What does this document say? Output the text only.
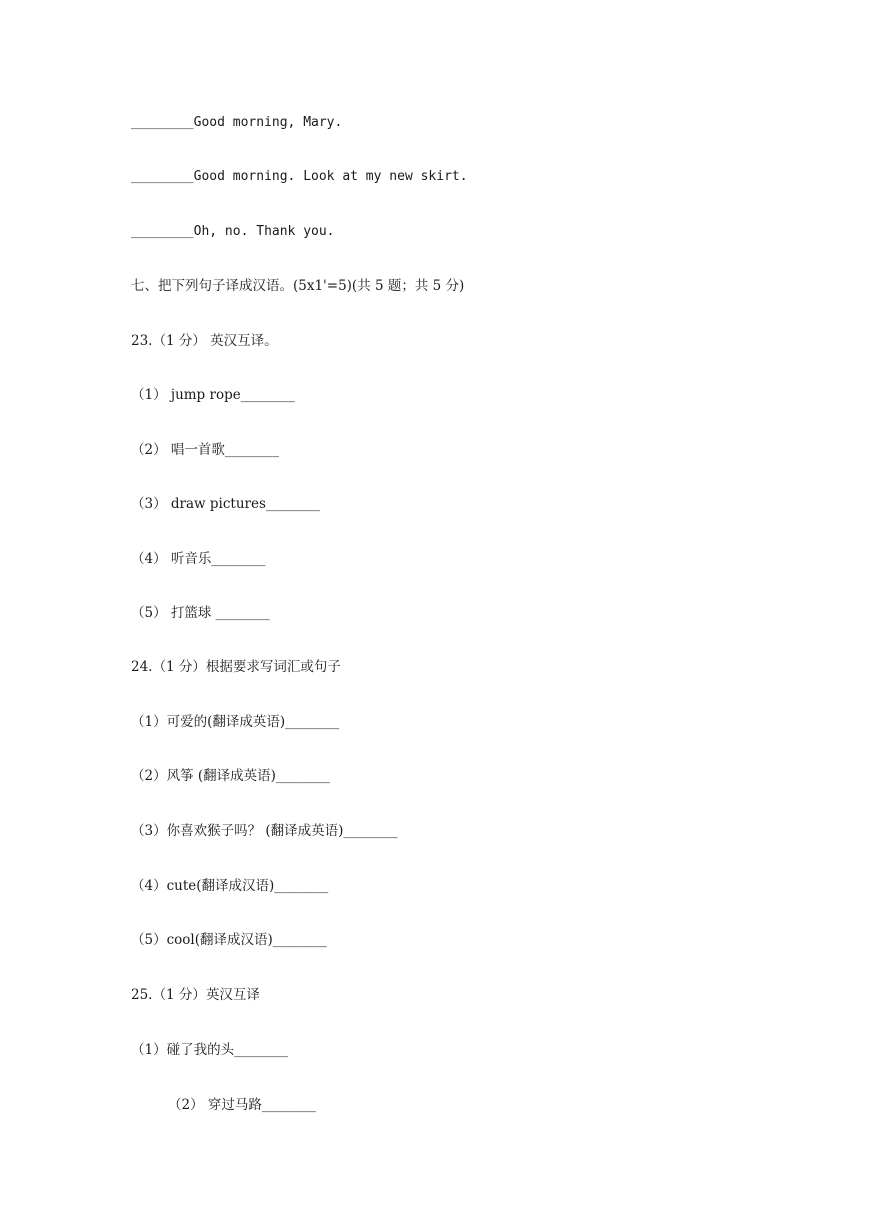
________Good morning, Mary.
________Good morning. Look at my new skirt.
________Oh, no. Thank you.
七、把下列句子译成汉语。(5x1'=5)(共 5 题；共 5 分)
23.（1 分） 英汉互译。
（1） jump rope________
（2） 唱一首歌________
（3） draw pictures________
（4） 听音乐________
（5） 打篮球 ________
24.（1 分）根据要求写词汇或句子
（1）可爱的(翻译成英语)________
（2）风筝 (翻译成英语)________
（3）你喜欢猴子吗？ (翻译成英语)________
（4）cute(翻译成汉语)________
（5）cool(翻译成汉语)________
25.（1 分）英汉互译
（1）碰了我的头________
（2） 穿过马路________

-=-=-=-=-

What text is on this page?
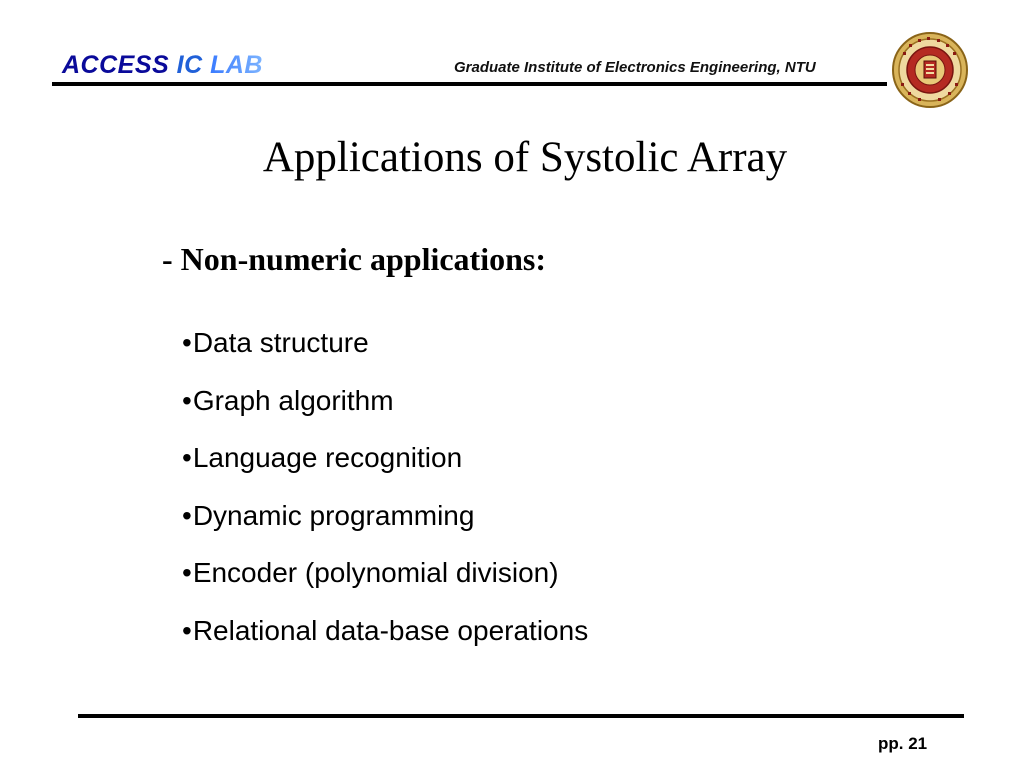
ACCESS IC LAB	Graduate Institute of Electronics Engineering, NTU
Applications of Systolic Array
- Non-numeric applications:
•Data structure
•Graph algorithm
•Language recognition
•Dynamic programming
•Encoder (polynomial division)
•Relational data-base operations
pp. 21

-=-=-=-=-

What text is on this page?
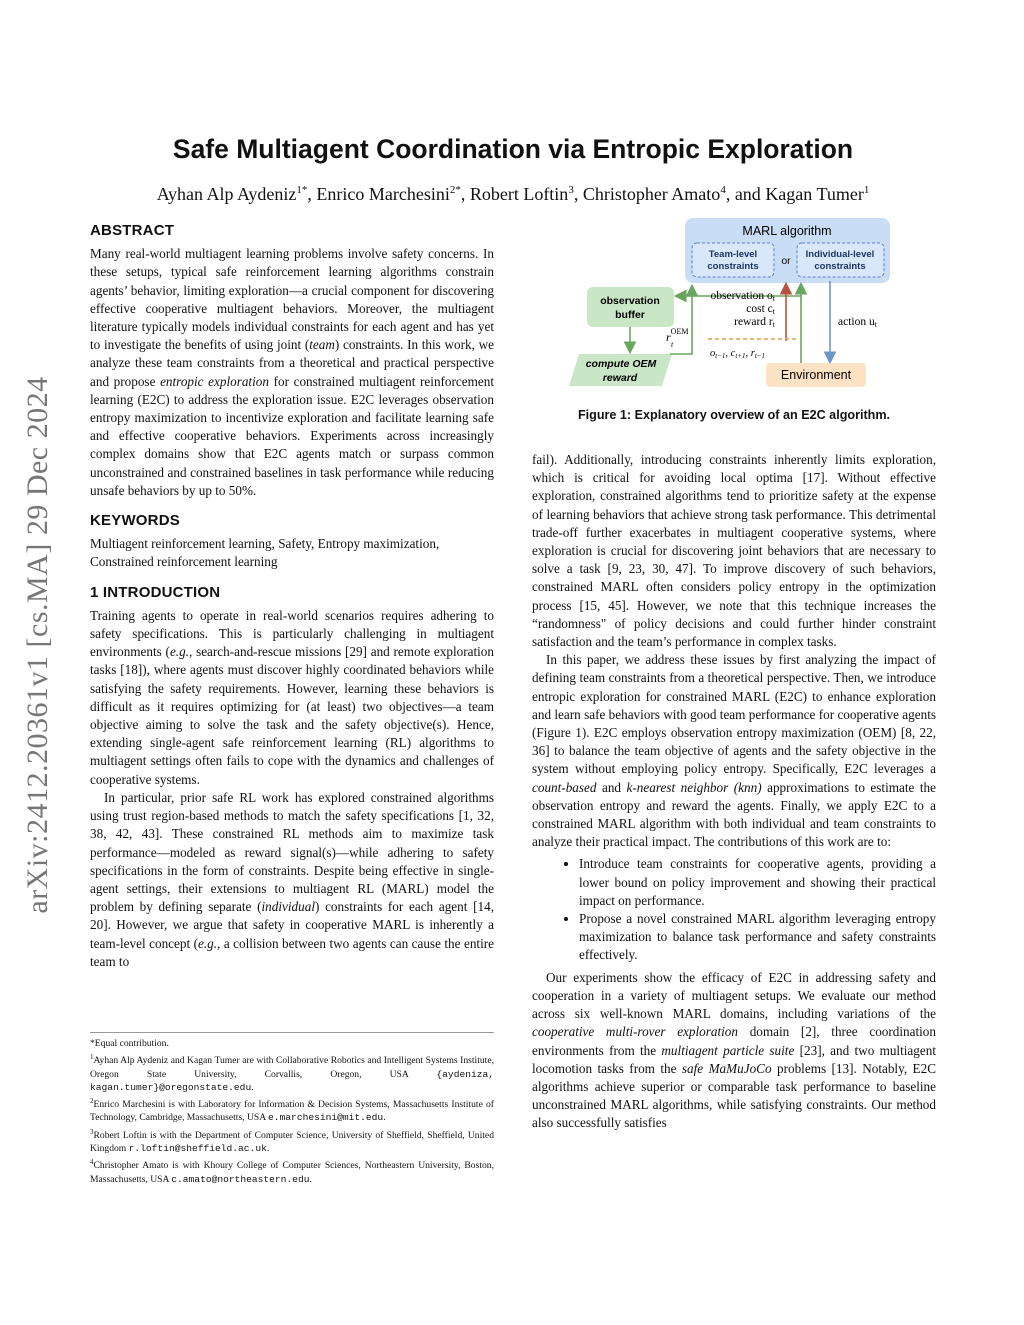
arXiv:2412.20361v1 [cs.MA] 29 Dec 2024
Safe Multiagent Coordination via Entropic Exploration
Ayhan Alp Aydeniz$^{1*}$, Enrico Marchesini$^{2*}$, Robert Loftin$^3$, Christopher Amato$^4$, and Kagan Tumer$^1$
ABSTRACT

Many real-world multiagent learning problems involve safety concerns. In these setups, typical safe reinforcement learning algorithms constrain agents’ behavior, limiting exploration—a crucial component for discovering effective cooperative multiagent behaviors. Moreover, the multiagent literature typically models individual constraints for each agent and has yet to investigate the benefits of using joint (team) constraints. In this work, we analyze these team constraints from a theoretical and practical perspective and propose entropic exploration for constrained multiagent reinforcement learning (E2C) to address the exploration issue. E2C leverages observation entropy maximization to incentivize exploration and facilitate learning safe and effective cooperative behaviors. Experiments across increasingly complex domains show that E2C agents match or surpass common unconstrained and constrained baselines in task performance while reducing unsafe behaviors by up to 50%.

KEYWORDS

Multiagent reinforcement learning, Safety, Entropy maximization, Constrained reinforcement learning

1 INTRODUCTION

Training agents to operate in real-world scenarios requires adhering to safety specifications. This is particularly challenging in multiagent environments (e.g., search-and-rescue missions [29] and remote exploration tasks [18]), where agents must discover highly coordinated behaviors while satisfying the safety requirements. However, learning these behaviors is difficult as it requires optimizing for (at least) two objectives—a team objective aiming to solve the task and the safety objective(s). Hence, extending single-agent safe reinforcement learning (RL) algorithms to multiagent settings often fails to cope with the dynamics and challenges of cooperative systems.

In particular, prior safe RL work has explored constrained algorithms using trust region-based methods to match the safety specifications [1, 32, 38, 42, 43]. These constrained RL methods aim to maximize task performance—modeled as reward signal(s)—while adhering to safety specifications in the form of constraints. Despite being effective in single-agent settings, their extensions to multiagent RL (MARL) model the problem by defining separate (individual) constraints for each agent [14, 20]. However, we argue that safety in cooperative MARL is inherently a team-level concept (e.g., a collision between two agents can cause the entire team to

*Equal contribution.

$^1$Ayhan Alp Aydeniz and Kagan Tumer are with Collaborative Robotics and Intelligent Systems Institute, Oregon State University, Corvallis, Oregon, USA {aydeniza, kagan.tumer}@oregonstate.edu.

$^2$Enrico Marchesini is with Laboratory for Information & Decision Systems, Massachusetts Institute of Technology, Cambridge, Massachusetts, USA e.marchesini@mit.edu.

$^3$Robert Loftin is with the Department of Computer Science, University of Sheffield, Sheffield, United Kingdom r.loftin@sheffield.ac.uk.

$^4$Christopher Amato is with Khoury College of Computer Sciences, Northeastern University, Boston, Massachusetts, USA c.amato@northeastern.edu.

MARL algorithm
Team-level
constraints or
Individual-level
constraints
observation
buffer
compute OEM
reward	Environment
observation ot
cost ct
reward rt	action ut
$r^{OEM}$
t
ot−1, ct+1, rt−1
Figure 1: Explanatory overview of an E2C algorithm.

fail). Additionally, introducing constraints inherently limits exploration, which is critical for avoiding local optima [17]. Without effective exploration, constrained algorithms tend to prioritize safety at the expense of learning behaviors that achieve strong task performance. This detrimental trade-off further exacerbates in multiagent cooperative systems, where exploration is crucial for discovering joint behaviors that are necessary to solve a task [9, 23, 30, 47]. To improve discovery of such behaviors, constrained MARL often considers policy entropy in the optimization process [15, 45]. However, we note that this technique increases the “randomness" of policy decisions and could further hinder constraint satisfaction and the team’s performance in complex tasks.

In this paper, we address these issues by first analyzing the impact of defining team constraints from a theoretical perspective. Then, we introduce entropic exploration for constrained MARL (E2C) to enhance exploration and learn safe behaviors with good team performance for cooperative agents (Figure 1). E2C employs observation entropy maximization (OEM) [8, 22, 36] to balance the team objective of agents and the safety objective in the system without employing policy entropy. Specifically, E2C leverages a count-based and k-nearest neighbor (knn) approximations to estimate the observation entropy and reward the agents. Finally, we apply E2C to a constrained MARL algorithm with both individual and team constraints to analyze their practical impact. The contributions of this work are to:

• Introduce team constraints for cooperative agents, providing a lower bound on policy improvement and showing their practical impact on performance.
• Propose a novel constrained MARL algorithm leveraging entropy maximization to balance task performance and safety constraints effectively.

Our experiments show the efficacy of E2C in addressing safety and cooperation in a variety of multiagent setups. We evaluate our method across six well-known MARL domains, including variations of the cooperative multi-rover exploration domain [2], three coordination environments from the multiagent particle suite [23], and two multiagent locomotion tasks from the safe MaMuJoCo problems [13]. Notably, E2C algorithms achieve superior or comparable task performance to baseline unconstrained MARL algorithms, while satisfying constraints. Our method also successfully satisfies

-=-=-=-=-

> [Requirements]
Considering only the records above, state the number of lines that include the word "Robert", with nothing added.

> [Right answer]
2